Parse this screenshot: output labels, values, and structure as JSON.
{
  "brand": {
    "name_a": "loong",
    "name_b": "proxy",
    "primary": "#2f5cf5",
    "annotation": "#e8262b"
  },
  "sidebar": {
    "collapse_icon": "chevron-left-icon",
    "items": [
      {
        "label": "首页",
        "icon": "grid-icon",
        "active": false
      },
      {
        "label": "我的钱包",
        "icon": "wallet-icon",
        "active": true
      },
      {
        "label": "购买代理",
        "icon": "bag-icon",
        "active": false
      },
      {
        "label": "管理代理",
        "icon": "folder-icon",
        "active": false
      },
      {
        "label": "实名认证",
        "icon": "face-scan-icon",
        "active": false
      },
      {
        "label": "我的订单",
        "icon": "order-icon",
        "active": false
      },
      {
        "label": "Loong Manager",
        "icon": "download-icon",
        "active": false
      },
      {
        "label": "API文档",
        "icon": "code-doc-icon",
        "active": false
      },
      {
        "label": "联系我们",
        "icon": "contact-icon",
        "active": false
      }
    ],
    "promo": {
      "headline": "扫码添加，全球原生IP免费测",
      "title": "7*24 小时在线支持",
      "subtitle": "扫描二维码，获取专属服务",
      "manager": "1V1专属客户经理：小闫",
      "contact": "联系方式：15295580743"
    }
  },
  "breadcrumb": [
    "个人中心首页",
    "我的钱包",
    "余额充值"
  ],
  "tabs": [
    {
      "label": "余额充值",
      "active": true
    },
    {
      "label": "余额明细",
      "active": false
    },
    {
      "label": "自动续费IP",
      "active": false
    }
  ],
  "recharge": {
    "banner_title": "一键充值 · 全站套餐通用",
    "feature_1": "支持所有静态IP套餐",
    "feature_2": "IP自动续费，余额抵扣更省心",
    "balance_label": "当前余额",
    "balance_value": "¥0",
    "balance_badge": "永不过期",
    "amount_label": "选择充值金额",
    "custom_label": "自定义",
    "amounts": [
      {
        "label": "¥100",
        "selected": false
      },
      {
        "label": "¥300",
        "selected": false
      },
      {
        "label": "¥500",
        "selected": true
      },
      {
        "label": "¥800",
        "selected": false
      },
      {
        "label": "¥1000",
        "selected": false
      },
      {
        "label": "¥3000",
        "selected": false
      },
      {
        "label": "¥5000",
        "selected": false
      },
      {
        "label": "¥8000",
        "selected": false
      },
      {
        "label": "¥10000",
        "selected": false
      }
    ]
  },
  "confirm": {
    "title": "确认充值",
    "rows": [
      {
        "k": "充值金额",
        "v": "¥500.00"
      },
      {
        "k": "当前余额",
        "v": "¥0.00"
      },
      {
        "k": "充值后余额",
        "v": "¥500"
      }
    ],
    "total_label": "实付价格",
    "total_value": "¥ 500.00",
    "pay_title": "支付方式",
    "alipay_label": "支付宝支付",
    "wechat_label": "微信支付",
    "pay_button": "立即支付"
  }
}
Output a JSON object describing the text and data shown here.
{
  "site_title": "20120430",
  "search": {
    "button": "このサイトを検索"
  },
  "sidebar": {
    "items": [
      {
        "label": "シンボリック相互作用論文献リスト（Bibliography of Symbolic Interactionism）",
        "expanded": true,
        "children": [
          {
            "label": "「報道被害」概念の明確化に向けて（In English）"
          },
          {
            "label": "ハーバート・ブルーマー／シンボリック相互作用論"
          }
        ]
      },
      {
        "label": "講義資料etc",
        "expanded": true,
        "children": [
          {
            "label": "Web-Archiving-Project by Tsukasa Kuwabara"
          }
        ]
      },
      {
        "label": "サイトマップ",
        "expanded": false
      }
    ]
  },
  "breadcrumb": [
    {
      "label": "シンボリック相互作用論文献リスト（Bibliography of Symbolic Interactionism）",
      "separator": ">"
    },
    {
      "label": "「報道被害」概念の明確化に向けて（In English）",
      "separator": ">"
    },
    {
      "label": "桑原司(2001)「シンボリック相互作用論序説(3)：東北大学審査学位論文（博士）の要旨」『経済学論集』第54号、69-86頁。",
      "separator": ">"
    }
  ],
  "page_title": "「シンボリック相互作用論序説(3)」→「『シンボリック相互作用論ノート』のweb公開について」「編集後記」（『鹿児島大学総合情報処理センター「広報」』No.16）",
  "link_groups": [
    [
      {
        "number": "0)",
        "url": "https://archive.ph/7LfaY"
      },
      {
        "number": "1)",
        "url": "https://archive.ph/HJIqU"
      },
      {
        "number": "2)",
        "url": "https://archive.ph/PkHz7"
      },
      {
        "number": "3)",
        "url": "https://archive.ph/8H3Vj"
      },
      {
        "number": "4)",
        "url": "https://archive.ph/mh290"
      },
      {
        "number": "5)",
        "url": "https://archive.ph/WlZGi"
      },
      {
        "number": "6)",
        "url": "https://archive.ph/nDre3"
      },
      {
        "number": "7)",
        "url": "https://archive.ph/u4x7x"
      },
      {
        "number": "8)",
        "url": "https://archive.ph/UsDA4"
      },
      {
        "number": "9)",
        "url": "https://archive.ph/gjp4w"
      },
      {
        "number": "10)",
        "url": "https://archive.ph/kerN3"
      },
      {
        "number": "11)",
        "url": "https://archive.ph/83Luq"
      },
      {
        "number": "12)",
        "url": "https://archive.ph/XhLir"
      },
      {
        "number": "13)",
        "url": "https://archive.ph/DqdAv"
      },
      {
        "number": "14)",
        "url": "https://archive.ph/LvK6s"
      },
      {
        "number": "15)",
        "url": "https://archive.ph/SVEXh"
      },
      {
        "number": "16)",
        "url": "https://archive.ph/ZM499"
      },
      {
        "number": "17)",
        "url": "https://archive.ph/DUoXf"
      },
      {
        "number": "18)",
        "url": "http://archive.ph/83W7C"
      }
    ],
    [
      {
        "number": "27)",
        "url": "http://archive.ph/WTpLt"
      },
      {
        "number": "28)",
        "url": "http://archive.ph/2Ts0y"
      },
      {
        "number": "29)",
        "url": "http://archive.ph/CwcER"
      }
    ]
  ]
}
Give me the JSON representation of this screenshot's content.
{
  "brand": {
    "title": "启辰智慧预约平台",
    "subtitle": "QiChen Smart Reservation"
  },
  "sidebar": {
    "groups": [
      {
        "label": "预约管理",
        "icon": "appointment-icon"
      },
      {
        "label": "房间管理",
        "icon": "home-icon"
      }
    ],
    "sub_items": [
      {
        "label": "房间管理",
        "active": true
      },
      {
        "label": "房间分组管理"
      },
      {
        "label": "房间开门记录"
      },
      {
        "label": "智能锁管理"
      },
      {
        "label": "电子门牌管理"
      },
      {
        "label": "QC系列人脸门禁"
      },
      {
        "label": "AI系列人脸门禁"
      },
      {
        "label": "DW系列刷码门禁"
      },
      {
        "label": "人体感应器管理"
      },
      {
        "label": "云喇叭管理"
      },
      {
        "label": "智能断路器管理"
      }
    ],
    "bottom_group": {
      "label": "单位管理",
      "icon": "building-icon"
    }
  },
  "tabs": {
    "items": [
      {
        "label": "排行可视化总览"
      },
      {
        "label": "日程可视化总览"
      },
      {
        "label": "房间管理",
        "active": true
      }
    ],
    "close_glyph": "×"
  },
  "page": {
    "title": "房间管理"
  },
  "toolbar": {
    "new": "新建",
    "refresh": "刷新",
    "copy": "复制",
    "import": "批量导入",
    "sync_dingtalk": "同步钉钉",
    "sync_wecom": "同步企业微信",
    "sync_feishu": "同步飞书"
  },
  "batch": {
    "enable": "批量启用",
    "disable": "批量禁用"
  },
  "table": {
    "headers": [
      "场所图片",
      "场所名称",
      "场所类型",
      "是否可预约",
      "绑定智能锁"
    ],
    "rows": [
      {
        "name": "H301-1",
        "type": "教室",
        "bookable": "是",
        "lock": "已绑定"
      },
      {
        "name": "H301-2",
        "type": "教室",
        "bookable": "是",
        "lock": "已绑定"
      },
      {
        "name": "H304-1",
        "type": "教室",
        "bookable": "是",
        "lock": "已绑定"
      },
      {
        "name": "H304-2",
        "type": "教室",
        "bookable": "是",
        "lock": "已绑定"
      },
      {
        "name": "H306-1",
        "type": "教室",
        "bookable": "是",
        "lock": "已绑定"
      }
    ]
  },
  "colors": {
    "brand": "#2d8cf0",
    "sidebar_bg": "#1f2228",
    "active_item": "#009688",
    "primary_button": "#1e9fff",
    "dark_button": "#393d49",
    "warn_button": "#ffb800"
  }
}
========================================
## PROBLEM TO WORK ON
Search the data above for lines holding "報道被害" and copy each of them.

## RESPONSE
            "label": "「報道被害」概念の明確化に向けて（In English）"
      "label": "「報道被害」概念の明確化に向けて（In English）",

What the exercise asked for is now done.